Excerpts from a figure dataset:
------------------------
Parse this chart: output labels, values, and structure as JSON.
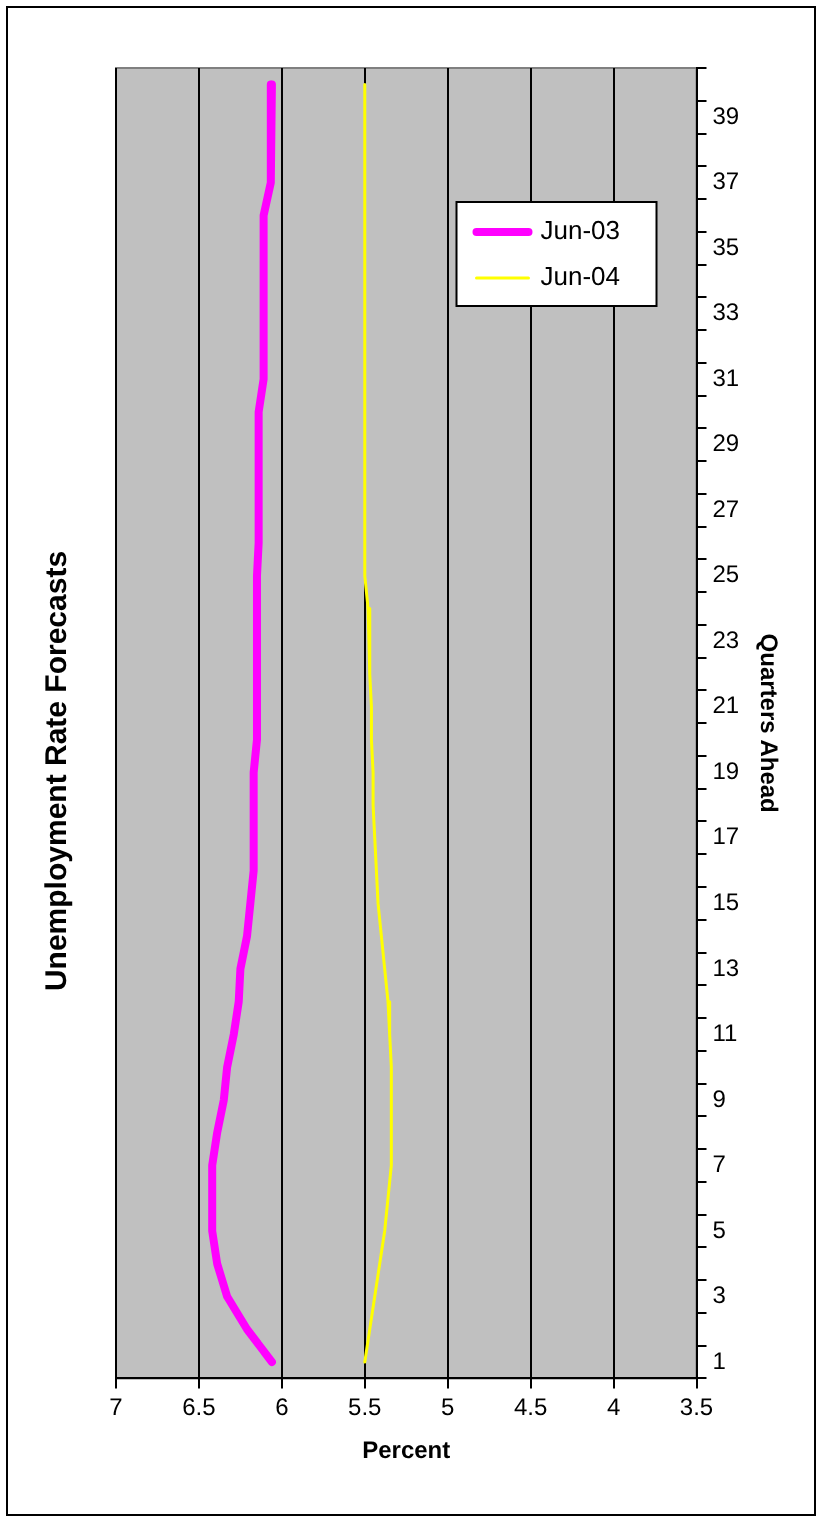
{
  "chart_data": {
    "type": "line",
    "orientation": "horizontal",
    "title": "Unemployment Rate Forecasts",
    "xlabel": "Percent",
    "ylabel": "Quarters Ahead",
    "categories": [
      null,
      "39",
      null,
      "37",
      null,
      "35",
      null,
      "33",
      null,
      "31",
      null,
      "29",
      null,
      "27",
      null,
      "25",
      null,
      "23",
      null,
      "21",
      null,
      "19",
      null,
      "17",
      null,
      "15",
      null,
      "13",
      null,
      "11",
      null,
      "9",
      null,
      "7",
      null,
      "5",
      null,
      "3",
      null,
      "1"
    ],
    "series": [
      {
        "name": "Jun-03",
        "color": "#ff00ff",
        "values": [
          6.06,
          6.06,
          6.07,
          6.07,
          6.11,
          6.11,
          6.11,
          6.11,
          6.11,
          6.11,
          6.14,
          6.14,
          6.14,
          6.14,
          6.14,
          6.15,
          6.15,
          6.15,
          6.15,
          6.15,
          6.15,
          6.17,
          6.17,
          6.17,
          6.17,
          6.19,
          6.21,
          6.25,
          6.26,
          6.29,
          6.33,
          6.35,
          6.39,
          6.42,
          6.42,
          6.42,
          6.39,
          6.33,
          6.21,
          6.06
        ]
      },
      {
        "name": "Jun-04",
        "color": "#ffff00",
        "values": [
          5.5,
          5.5,
          5.5,
          5.5,
          5.5,
          5.5,
          5.5,
          5.5,
          5.5,
          5.5,
          5.5,
          5.5,
          5.5,
          5.5,
          5.5,
          5.5,
          5.48,
          5.47,
          5.47,
          5.46,
          5.46,
          5.45,
          5.45,
          5.44,
          5.43,
          5.42,
          5.4,
          5.38,
          5.36,
          5.35,
          5.34,
          5.34,
          5.34,
          5.34,
          5.36,
          5.38,
          5.41,
          5.44,
          5.47,
          5.5
        ]
      }
    ],
    "xlim": [
      7,
      3.5
    ],
    "xticks": [
      7,
      6.5,
      6,
      5.5,
      5,
      4.5,
      4,
      3.5
    ],
    "grid": "x",
    "legend": "top right",
    "marker": "none",
    "line_style": "solid"
  }
}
------------------------
Do this
Copy everything in the records above except the pictures, exactly as written.

Answer
Parse this chart: output labels, values, and structure as JSON.
{
  "chart_data": {
    "type": "line",
    "orientation": "horizontal",
    "title": "Unemployment Rate Forecasts",
    "xlabel": "Percent",
    "ylabel": "Quarters Ahead",
    "categories": [
      null,
      "39",
      null,
      "37",
      null,
      "35",
      null,
      "33",
      null,
      "31",
      null,
      "29",
      null,
      "27",
      null,
      "25",
      null,
      "23",
      null,
      "21",
      null,
      "19",
      null,
      "17",
      null,
      "15",
      null,
      "13",
      null,
      "11",
      null,
      "9",
      null,
      "7",
      null,
      "5",
      null,
      "3",
      null,
      "1"
    ],
    "series": [
      {
        "name": "Jun-03",
        "color": "#ff00ff",
        "values": [
          6.06,
          6.06,
          6.07,
          6.07,
          6.11,
          6.11,
          6.11,
          6.11,
          6.11,
          6.11,
          6.14,
          6.14,
          6.14,
          6.14,
          6.14,
          6.15,
          6.15,
          6.15,
          6.15,
          6.15,
          6.15,
          6.17,
          6.17,
          6.17,
          6.17,
          6.19,
          6.21,
          6.25,
          6.26,
          6.29,
          6.33,
          6.35,
          6.39,
          6.42,
          6.42,
          6.42,
          6.39,
          6.33,
          6.21,
          6.06
        ]
      },
      {
        "name": "Jun-04",
        "color": "#ffff00",
        "values": [
          5.5,
          5.5,
          5.5,
          5.5,
          5.5,
          5.5,
          5.5,
          5.5,
          5.5,
          5.5,
          5.5,
          5.5,
          5.5,
          5.5,
          5.5,
          5.5,
          5.48,
          5.47,
          5.47,
          5.46,
          5.46,
          5.45,
          5.45,
          5.44,
          5.43,
          5.42,
          5.4,
          5.38,
          5.36,
          5.35,
          5.34,
          5.34,
          5.34,
          5.34,
          5.36,
          5.38,
          5.41,
          5.44,
          5.47,
          5.5
        ]
      }
    ],
    "xlim": [
      7,
      3.5
    ],
    "xticks": [
      7,
      6.5,
      6,
      5.5,
      5,
      4.5,
      4,
      3.5
    ],
    "grid": "x",
    "legend": "top right",
    "marker": "none",
    "line_style": "solid"
  }
}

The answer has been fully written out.